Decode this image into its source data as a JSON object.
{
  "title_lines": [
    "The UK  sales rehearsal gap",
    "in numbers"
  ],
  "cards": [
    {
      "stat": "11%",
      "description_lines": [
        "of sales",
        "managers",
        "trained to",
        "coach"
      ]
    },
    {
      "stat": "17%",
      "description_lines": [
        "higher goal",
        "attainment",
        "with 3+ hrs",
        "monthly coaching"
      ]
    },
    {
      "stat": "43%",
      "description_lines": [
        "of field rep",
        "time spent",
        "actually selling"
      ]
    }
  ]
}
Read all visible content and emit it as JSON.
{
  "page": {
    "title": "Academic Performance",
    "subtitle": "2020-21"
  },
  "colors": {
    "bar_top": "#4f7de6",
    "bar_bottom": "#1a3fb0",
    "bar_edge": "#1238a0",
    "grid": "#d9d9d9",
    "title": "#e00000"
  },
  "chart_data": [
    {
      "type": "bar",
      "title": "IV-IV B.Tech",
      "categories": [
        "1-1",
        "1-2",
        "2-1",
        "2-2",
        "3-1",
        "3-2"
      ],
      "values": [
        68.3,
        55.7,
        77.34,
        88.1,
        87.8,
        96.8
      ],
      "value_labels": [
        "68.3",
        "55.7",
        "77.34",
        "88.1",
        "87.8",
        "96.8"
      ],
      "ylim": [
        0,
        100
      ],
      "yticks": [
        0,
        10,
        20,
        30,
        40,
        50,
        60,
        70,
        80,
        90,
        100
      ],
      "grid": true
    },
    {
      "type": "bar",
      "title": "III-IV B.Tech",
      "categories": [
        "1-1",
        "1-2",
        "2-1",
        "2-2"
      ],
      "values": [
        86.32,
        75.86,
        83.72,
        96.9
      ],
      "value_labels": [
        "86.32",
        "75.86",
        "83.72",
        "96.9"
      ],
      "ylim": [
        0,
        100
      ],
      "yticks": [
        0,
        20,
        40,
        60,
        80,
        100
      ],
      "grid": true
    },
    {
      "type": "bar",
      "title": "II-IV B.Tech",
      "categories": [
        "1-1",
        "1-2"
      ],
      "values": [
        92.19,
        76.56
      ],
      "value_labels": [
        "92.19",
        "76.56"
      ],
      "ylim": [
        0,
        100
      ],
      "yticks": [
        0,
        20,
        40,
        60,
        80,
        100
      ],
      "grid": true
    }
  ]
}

• _What is asked_
Could you reproduce every record above exactly as it appears?

• _The response_
Decode this image into its source data as a JSON object.
{
  "title_lines": [
    "The UK  sales rehearsal gap",
    "in numbers"
  ],
  "cards": [
    {
      "stat": "11%",
      "description_lines": [
        "of sales",
        "managers",
        "trained to",
        "coach"
      ]
    },
    {
      "stat": "17%",
      "description_lines": [
        "higher goal",
        "attainment",
        "with 3+ hrs",
        "monthly coaching"
      ]
    },
    {
      "stat": "43%",
      "description_lines": [
        "of field rep",
        "time spent",
        "actually selling"
      ]
    }
  ]
}
Read all visible content and emit it as JSON.
{
  "page": {
    "title": "Academic Performance",
    "subtitle": "2020-21"
  },
  "colors": {
    "bar_top": "#4f7de6",
    "bar_bottom": "#1a3fb0",
    "bar_edge": "#1238a0",
    "grid": "#d9d9d9",
    "title": "#e00000"
  },
  "chart_data": [
    {
      "type": "bar",
      "title": "IV-IV B.Tech",
      "categories": [
        "1-1",
        "1-2",
        "2-1",
        "2-2",
        "3-1",
        "3-2"
      ],
      "values": [
        68.3,
        55.7,
        77.34,
        88.1,
        87.8,
        96.8
      ],
      "value_labels": [
        "68.3",
        "55.7",
        "77.34",
        "88.1",
        "87.8",
        "96.8"
      ],
      "ylim": [
        0,
        100
      ],
      "yticks": [
        0,
        10,
        20,
        30,
        40,
        50,
        60,
        70,
        80,
        90,
        100
      ],
      "grid": true
    },
    {
      "type": "bar",
      "title": "III-IV B.Tech",
      "categories": [
        "1-1",
        "1-2",
        "2-1",
        "2-2"
      ],
      "values": [
        86.32,
        75.86,
        83.72,
        96.9
      ],
      "value_labels": [
        "86.32",
        "75.86",
        "83.72",
        "96.9"
      ],
      "ylim": [
        0,
        100
      ],
      "yticks": [
        0,
        20,
        40,
        60,
        80,
        100
      ],
      "grid": true
    },
    {
      "type": "bar",
      "title": "II-IV B.Tech",
      "categories": [
        "1-1",
        "1-2"
      ],
      "values": [
        92.19,
        76.56
      ],
      "value_labels": [
        "92.19",
        "76.56"
      ],
      "ylim": [
        0,
        100
      ],
      "yticks": [
        0,
        20,
        40,
        60,
        80,
        100
      ],
      "grid": true
    }
  ]
}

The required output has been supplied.